:: TASK INSTRUCTIONS ::
Print the full listing exactly.

Data records:
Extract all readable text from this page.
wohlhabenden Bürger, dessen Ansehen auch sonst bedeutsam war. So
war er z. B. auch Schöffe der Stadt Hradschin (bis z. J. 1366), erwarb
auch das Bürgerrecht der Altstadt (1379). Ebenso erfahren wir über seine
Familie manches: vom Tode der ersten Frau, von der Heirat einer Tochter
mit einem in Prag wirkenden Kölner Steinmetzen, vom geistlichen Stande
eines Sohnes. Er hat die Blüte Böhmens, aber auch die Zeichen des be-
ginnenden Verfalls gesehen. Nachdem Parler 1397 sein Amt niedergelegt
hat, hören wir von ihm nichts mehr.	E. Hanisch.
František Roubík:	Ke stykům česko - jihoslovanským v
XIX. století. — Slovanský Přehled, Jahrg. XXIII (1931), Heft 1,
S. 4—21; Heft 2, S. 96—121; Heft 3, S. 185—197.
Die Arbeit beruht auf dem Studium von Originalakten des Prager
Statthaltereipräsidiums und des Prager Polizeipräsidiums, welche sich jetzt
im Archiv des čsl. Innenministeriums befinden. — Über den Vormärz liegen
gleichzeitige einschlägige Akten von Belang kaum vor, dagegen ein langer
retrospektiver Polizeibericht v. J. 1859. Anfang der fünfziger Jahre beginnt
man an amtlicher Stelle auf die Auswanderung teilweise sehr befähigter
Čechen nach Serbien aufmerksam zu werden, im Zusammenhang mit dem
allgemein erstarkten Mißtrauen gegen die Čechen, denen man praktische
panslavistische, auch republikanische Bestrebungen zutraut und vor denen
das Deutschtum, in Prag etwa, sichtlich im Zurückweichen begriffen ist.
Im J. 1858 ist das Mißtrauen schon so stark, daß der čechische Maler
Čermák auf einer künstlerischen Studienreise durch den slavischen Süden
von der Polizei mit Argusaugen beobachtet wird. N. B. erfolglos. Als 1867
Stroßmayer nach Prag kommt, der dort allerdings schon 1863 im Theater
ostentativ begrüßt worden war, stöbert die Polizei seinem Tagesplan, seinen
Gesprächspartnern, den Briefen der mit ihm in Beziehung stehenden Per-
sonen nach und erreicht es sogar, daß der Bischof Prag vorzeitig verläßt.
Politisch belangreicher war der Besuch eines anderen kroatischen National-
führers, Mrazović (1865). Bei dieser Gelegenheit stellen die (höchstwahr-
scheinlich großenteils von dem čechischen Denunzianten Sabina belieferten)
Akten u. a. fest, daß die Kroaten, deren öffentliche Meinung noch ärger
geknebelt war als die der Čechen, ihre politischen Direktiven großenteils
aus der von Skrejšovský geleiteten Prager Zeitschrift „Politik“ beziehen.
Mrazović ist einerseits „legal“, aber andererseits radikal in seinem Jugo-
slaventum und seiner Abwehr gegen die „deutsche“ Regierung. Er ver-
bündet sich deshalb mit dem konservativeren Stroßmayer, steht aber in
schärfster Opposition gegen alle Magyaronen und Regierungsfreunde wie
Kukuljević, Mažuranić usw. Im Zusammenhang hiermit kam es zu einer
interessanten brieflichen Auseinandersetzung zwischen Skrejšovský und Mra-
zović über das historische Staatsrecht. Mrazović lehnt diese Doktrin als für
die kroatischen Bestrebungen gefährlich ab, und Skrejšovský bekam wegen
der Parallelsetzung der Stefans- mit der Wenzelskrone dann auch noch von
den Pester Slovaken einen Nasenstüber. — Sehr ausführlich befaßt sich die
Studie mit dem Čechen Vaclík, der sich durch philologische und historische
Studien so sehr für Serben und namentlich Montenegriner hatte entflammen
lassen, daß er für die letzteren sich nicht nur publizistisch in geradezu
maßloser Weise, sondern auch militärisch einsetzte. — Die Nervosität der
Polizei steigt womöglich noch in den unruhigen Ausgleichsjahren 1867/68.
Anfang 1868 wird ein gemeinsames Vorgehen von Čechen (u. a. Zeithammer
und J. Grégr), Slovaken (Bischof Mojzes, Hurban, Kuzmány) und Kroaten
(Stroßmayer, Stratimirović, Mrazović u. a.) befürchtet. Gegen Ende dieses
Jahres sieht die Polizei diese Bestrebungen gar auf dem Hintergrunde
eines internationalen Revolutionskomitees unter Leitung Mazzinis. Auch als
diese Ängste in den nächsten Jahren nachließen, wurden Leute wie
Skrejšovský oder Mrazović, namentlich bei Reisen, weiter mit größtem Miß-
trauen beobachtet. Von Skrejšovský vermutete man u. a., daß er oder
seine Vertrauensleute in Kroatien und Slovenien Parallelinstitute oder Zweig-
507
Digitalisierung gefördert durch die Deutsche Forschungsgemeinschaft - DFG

:: EXERCISE RESULT ::
Extract all readable text from this page.
wohlhabenden Bürger, dessen Ansehen auch sonst bedeutsam war. So
war er z. B. auch Schöffe der Stadt Hradschin (bis z. J. 1366), erwarb
auch das Bürgerrecht der Altstadt (1379). Ebenso erfahren wir über seine
Familie manches: vom Tode der ersten Frau, von der Heirat einer Tochter
mit einem in Prag wirkenden Kölner Steinmetzen, vom geistlichen Stande
eines Sohnes. Er hat die Blüte Böhmens, aber auch die Zeichen des be-
ginnenden Verfalls gesehen. Nachdem Parler 1397 sein Amt niedergelegt
hat, hören wir von ihm nichts mehr.	E. Hanisch.
František Roubík:	Ke stykům česko - jihoslovanským v
XIX. století. — Slovanský Přehled, Jahrg. XXIII (1931), Heft 1,
S. 4—21; Heft 2, S. 96—121; Heft 3, S. 185—197.
Die Arbeit beruht auf dem Studium von Originalakten des Prager
Statthaltereipräsidiums und des Prager Polizeipräsidiums, welche sich jetzt
im Archiv des čsl. Innenministeriums befinden. — Über den Vormärz liegen
gleichzeitige einschlägige Akten von Belang kaum vor, dagegen ein langer
retrospektiver Polizeibericht v. J. 1859. Anfang der fünfziger Jahre beginnt
man an amtlicher Stelle auf die Auswanderung teilweise sehr befähigter
Čechen nach Serbien aufmerksam zu werden, im Zusammenhang mit dem
allgemein erstarkten Mißtrauen gegen die Čechen, denen man praktische
panslavistische, auch republikanische Bestrebungen zutraut und vor denen
das Deutschtum, in Prag etwa, sichtlich im Zurückweichen begriffen ist.
Im J. 1858 ist das Mißtrauen schon so stark, daß der čechische Maler
Čermák auf einer künstlerischen Studienreise durch den slavischen Süden
von der Polizei mit Argusaugen beobachtet wird. N. B. erfolglos. Als 1867
Stroßmayer nach Prag kommt, der dort allerdings schon 1863 im Theater
ostentativ begrüßt worden war, stöbert die Polizei seinem Tagesplan, seinen
Gesprächspartnern, den Briefen der mit ihm in Beziehung stehenden Per-
sonen nach und erreicht es sogar, daß der Bischof Prag vorzeitig verläßt.
Politisch belangreicher war der Besuch eines anderen kroatischen National-
führers, Mrazović (1865). Bei dieser Gelegenheit stellen die (höchstwahr-
scheinlich großenteils von dem čechischen Denunzianten Sabina belieferten)
Akten u. a. fest, daß die Kroaten, deren öffentliche Meinung noch ärger
geknebelt war als die der Čechen, ihre politischen Direktiven großenteils
aus der von Skrejšovský geleiteten Prager Zeitschrift „Politik“ beziehen.
Mrazović ist einerseits „legal“, aber andererseits radikal in seinem Jugo-
slaventum und seiner Abwehr gegen die „deutsche“ Regierung. Er ver-
bündet sich deshalb mit dem konservativeren Stroßmayer, steht aber in
schärfster Opposition gegen alle Magyaronen und Regierungsfreunde wie
Kukuljević, Mažuranić usw. Im Zusammenhang hiermit kam es zu einer
interessanten brieflichen Auseinandersetzung zwischen Skrejšovský und Mra-
zović über das historische Staatsrecht. Mrazović lehnt diese Doktrin als für
die kroatischen Bestrebungen gefährlich ab, und Skrejšovský bekam wegen
der Parallelsetzung der Stefans- mit der Wenzelskrone dann auch noch von
den Pester Slovaken einen Nasenstüber. — Sehr ausführlich befaßt sich die
Studie mit dem Čechen Vaclík, der sich durch philologische und historische
Studien so sehr für Serben und namentlich Montenegriner hatte entflammen
lassen, daß er für die letzteren sich nicht nur publizistisch in geradezu
maßloser Weise, sondern auch militärisch einsetzte. — Die Nervosität der
Polizei steigt womöglich noch in den unruhigen Ausgleichsjahren 1867/68.
Anfang 1868 wird ein gemeinsames Vorgehen von Čechen (u. a. Zeithammer
und J. Grégr), Slovaken (Bischof Mojzes, Hurban, Kuzmány) und Kroaten
(Stroßmayer, Stratimirović, Mrazović u. a.) befürchtet. Gegen Ende dieses
Jahres sieht die Polizei diese Bestrebungen gar auf dem Hintergrunde
eines internationalen Revolutionskomitees unter Leitung Mazzinis. Auch als
diese Ängste in den nächsten Jahren nachließen, wurden Leute wie
Skrejšovský oder Mrazović, namentlich bei Reisen, weiter mit größtem Miß-
trauen beobachtet. Von Skrejšovský vermutete man u. a., daß er oder
seine Vertrauensleute in Kroatien und Slovenien Parallelinstitute oder Zweig-
507
Digitalisierung gefördert durch die Deutsche Forschungsgemeinschaft - DFG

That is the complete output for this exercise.